- _Requirement_
Read the entries below and pull out each line with the string "احمدی".

-- BEGIN Extracted entries --

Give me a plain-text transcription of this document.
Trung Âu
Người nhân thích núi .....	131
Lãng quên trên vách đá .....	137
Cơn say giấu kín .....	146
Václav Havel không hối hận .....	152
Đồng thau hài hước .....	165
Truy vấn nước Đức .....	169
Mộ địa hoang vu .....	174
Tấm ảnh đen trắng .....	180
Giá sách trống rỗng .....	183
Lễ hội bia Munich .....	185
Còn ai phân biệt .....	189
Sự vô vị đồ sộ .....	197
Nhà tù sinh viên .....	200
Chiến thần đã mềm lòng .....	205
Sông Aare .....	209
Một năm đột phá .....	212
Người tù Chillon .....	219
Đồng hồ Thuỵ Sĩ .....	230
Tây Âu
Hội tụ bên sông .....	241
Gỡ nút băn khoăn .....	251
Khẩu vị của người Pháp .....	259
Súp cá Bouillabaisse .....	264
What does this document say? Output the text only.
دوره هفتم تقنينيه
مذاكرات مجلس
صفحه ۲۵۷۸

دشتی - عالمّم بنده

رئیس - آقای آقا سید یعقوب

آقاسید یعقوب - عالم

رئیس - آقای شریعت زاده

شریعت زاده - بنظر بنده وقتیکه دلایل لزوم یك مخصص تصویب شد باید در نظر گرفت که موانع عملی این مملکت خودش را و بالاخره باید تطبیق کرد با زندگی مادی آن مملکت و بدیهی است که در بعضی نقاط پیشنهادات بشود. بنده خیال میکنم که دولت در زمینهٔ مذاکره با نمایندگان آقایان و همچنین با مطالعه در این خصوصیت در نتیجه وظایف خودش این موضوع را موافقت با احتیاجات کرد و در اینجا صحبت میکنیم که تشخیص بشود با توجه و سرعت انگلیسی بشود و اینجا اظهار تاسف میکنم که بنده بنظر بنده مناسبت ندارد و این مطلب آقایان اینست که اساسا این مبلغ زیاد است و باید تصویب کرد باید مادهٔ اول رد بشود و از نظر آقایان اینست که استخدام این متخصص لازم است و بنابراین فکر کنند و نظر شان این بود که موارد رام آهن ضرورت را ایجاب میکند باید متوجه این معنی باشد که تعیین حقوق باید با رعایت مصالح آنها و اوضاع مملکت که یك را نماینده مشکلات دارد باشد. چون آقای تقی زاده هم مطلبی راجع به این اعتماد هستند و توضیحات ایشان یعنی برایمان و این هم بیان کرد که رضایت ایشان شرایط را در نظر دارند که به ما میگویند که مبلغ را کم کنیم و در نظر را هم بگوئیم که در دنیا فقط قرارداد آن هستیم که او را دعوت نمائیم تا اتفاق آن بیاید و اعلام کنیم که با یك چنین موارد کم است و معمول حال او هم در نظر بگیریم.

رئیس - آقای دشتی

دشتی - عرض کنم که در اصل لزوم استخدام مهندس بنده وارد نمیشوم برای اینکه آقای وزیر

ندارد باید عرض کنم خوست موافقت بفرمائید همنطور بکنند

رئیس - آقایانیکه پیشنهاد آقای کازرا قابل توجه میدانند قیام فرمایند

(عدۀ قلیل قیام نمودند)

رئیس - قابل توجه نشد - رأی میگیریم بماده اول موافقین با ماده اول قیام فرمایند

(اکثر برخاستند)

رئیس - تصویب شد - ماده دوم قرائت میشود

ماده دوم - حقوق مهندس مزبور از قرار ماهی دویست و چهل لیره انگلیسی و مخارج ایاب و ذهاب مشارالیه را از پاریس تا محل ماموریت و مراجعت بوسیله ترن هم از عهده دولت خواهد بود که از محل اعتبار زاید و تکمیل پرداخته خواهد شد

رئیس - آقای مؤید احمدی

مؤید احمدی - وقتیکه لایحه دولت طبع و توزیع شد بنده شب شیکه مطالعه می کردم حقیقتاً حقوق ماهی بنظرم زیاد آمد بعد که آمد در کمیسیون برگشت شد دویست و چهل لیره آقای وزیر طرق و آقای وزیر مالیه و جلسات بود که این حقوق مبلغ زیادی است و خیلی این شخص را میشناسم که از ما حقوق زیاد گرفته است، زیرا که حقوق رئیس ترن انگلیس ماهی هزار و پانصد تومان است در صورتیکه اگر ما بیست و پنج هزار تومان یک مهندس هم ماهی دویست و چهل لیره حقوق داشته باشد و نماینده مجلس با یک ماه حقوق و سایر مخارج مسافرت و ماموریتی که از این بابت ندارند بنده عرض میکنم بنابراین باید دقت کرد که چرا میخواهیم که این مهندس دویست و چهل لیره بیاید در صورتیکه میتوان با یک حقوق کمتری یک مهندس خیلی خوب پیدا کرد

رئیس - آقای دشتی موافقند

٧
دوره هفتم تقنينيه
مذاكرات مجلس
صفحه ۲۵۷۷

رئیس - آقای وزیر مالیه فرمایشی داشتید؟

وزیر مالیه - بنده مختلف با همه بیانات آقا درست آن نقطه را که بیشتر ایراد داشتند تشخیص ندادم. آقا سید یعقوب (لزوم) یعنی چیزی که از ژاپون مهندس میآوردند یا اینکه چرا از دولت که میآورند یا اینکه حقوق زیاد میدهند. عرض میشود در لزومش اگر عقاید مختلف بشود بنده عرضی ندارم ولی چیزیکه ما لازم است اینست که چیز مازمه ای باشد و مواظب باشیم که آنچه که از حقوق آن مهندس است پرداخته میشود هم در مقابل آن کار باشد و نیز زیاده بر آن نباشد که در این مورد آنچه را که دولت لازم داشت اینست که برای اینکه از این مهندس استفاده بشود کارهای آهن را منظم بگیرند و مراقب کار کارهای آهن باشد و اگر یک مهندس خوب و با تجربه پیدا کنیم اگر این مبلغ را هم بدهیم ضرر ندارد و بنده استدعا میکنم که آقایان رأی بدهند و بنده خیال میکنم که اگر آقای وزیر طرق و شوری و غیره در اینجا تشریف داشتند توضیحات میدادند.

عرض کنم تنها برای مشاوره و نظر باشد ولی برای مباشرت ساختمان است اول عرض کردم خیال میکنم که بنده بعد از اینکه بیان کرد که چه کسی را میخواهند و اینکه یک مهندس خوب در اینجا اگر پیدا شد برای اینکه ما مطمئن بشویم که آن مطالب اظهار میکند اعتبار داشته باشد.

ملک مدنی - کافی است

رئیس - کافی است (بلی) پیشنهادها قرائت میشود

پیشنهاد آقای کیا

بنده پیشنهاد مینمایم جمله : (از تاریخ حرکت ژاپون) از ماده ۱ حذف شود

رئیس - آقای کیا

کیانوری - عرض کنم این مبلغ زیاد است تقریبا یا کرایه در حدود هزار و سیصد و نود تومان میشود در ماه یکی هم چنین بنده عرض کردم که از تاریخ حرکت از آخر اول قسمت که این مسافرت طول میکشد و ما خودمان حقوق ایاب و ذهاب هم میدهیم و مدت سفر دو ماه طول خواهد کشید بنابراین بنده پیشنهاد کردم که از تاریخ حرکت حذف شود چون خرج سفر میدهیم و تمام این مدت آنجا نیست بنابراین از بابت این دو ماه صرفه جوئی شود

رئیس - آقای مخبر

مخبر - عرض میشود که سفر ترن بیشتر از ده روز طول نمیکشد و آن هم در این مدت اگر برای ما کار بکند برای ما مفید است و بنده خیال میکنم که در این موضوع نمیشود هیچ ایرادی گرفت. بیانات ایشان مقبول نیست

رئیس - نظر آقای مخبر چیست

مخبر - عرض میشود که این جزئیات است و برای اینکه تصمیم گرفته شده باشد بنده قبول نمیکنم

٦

-- END Extracted entries --
-- BEGIN Extracted entries --

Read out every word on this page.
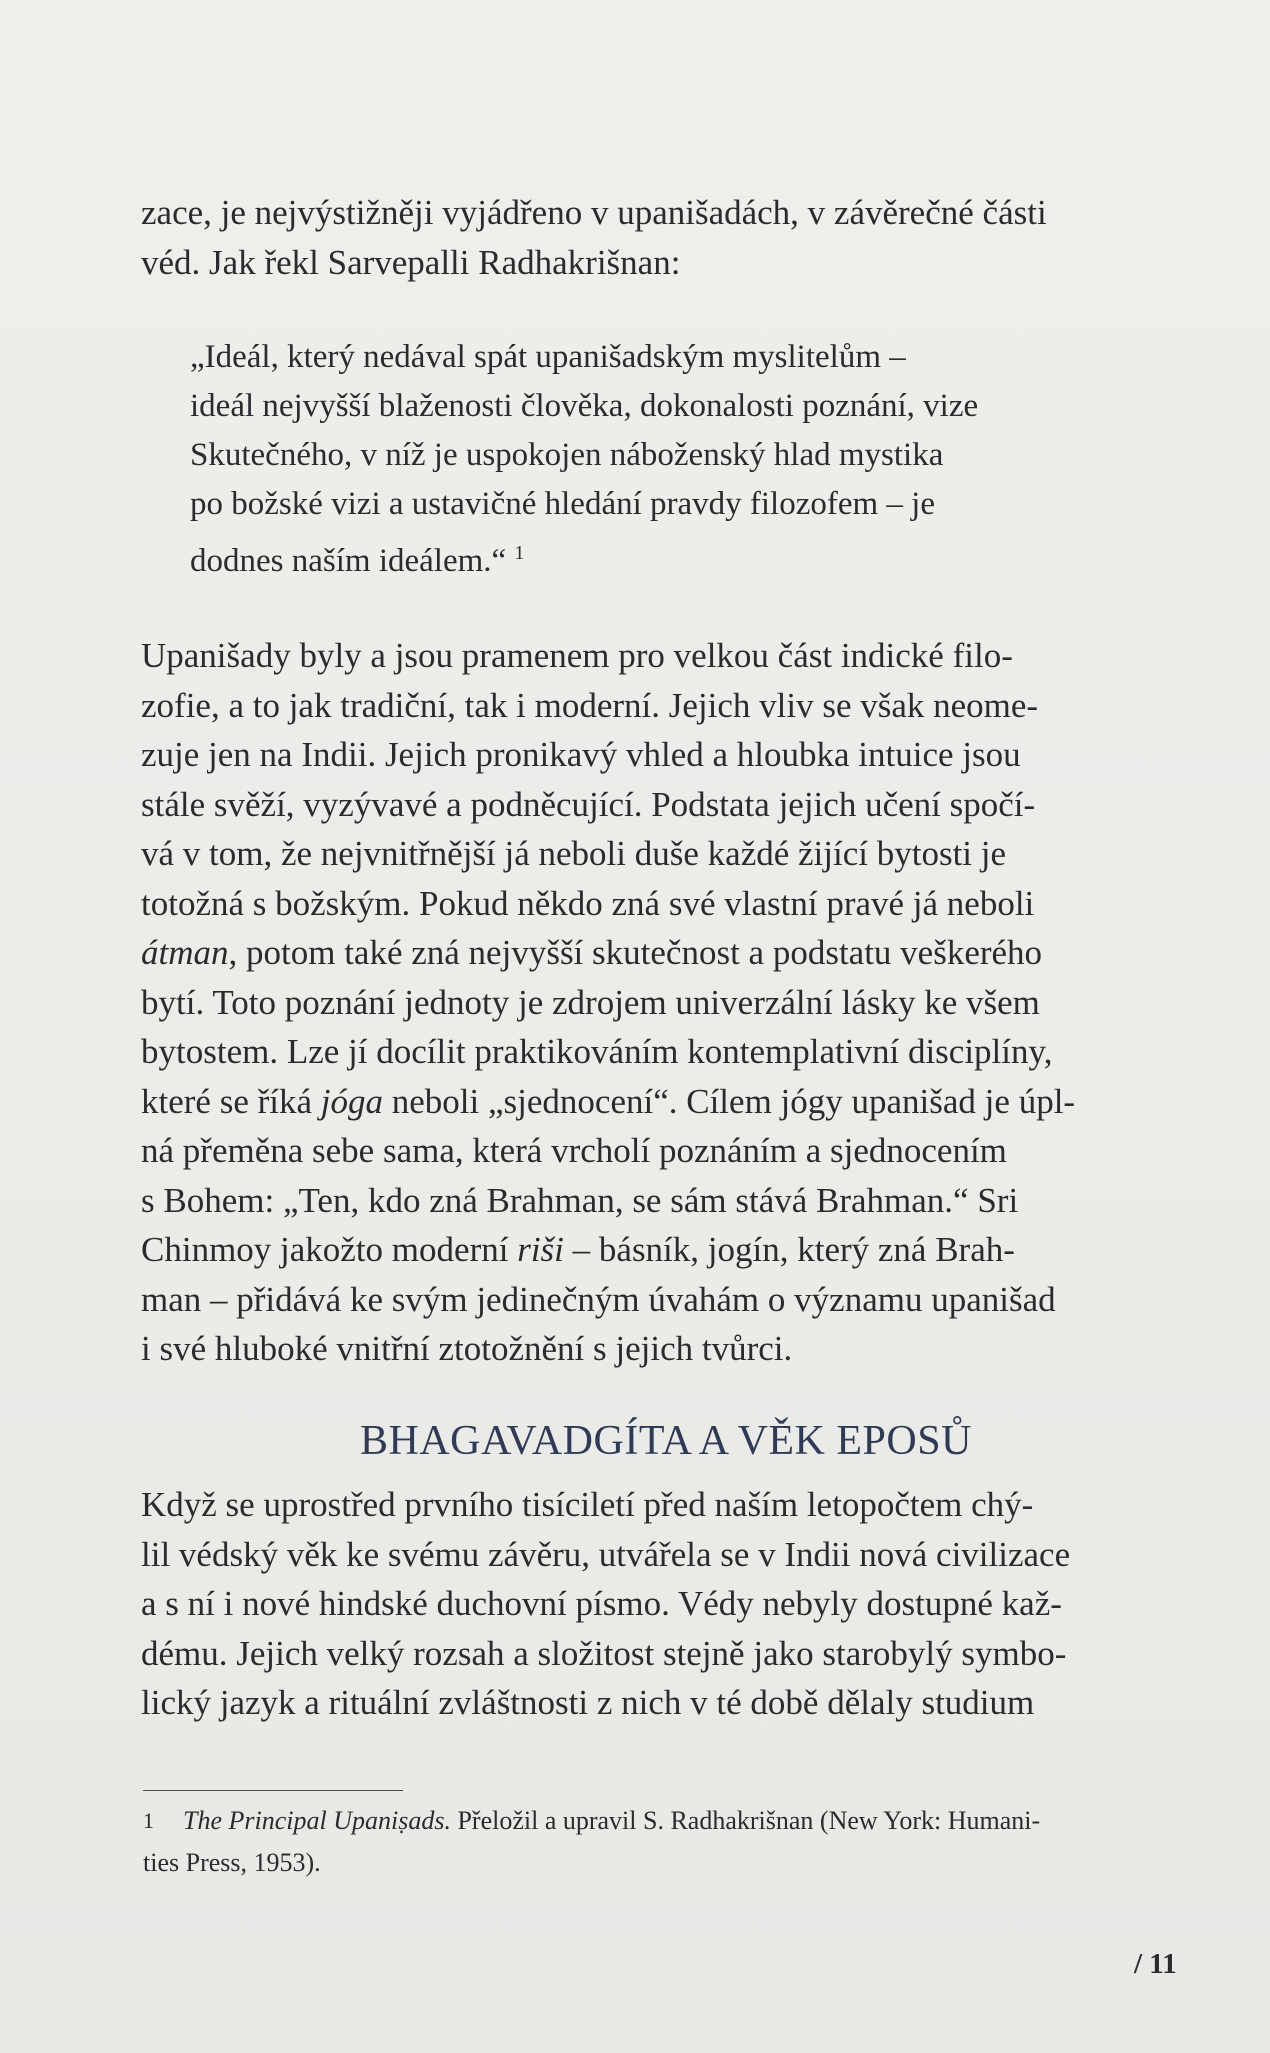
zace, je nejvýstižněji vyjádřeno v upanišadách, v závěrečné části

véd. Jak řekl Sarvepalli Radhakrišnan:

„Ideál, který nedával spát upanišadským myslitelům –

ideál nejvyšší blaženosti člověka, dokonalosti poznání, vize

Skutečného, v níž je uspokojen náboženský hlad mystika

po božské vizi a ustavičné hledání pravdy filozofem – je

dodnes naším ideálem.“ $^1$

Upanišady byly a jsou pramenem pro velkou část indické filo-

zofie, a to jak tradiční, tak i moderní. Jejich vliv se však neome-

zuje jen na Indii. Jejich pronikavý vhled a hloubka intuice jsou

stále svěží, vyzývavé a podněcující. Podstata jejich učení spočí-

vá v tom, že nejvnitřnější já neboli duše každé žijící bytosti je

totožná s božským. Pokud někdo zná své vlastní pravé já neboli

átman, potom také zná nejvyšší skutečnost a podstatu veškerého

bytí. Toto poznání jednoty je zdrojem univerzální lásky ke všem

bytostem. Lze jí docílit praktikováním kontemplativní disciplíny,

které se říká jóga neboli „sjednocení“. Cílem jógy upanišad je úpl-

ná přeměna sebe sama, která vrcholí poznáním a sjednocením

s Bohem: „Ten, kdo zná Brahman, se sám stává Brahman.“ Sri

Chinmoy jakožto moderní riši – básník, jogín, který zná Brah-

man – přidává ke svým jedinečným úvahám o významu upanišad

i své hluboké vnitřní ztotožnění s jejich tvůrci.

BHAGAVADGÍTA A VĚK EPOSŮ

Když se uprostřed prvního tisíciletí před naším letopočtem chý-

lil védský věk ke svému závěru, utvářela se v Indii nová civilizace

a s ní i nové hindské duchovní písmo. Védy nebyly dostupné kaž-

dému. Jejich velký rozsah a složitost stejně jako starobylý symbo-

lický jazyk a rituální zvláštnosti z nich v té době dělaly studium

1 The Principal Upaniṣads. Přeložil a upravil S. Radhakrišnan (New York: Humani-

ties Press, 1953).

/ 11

-- END Extracted entries --

- _Response to the task_
رئیس - آقای مؤید احمدی
مؤید احمدی - وقتیکه لایحه دولت طبع و توزیع شد بنده شب شیکه مطالعه می کردم حقیقتاً حقوق ماهی بنظرم زیاد آمد بعد که آمد در کمیسیون برگشت شد دویست و چهل لیره آقای وزیر طرق و آقای وزیر مالیه و جلسات بود که این حقوق مبلغ زیادی است و خیلی این شخص را میشناسم که از ما حقوق زیاد گرفته است، زیرا که حقوق رئیس ترن انگلیس ماهی هزار و پانصد تومان است در صورتیکه اگر ما بیست و پنج هزار تومان یک مهندس هم ماهی دویست و چهل لیره حقوق داشته باشد و نماینده مجلس با یک ماه حقوق و سایر مخارج مسافرت و ماموریتی که از این بابت ندارند بنده عرض میکنم بنابراین باید دقت کرد که چرا میخواهیم که این مهندس دویست و چهل لیره بیاید در صورتیکه میتوان با یک حقوق کمتری یک مهندس خیلی خوب پیدا کرد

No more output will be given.